* What the task requires: Transcribe every line of the records verbatim.

* Input for this task:
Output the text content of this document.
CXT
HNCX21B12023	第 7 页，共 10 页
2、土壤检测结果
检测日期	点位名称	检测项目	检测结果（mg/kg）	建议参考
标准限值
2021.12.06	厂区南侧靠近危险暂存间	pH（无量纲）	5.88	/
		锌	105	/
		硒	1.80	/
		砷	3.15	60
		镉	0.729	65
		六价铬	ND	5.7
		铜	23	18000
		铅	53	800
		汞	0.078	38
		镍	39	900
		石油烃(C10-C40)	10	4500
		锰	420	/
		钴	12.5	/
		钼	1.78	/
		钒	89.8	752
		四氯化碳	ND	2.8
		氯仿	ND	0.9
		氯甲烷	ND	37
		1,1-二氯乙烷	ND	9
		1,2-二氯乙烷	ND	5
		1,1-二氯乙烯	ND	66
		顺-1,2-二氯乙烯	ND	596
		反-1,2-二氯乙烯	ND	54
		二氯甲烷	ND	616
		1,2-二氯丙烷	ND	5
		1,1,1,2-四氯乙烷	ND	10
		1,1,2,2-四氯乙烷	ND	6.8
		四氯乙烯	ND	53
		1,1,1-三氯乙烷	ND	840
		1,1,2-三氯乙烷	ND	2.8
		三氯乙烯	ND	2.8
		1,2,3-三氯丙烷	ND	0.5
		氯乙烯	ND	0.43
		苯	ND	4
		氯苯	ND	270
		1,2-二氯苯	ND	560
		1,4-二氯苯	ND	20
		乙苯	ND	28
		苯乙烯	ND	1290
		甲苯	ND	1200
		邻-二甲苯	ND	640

* Result for this exercise:
Output the text content of this document.
CXT
HNCX21B12023	第 7 页，共 10 页
2、土壤检测结果
检测日期	点位名称	检测项目	检测结果（mg/kg）	建议参考
标准限值
2021.12.06	厂区南侧靠近危险暂存间	pH（无量纲）	5.88	/
		锌	105	/
		硒	1.80	/
		砷	3.15	60
		镉	0.729	65
		六价铬	ND	5.7
		铜	23	18000
		铅	53	800
		汞	0.078	38
		镍	39	900
		石油烃(C10-C40)	10	4500
		锰	420	/
		钴	12.5	/
		钼	1.78	/
		钒	89.8	752
		四氯化碳	ND	2.8
		氯仿	ND	0.9
		氯甲烷	ND	37
		1,1-二氯乙烷	ND	9
		1,2-二氯乙烷	ND	5
		1,1-二氯乙烯	ND	66
		顺-1,2-二氯乙烯	ND	596
		反-1,2-二氯乙烯	ND	54
		二氯甲烷	ND	616
		1,2-二氯丙烷	ND	5
		1,1,1,2-四氯乙烷	ND	10
		1,1,2,2-四氯乙烷	ND	6.8
		四氯乙烯	ND	53
		1,1,1-三氯乙烷	ND	840
		1,1,2-三氯乙烷	ND	2.8
		三氯乙烯	ND	2.8
		1,2,3-三氯丙烷	ND	0.5
		氯乙烯	ND	0.43
		苯	ND	4
		氯苯	ND	270
		1,2-二氯苯	ND	560
		1,4-二氯苯	ND	20
		乙苯	ND	28
		苯乙烯	ND	1290
		甲苯	ND	1200
		邻-二甲苯	ND	640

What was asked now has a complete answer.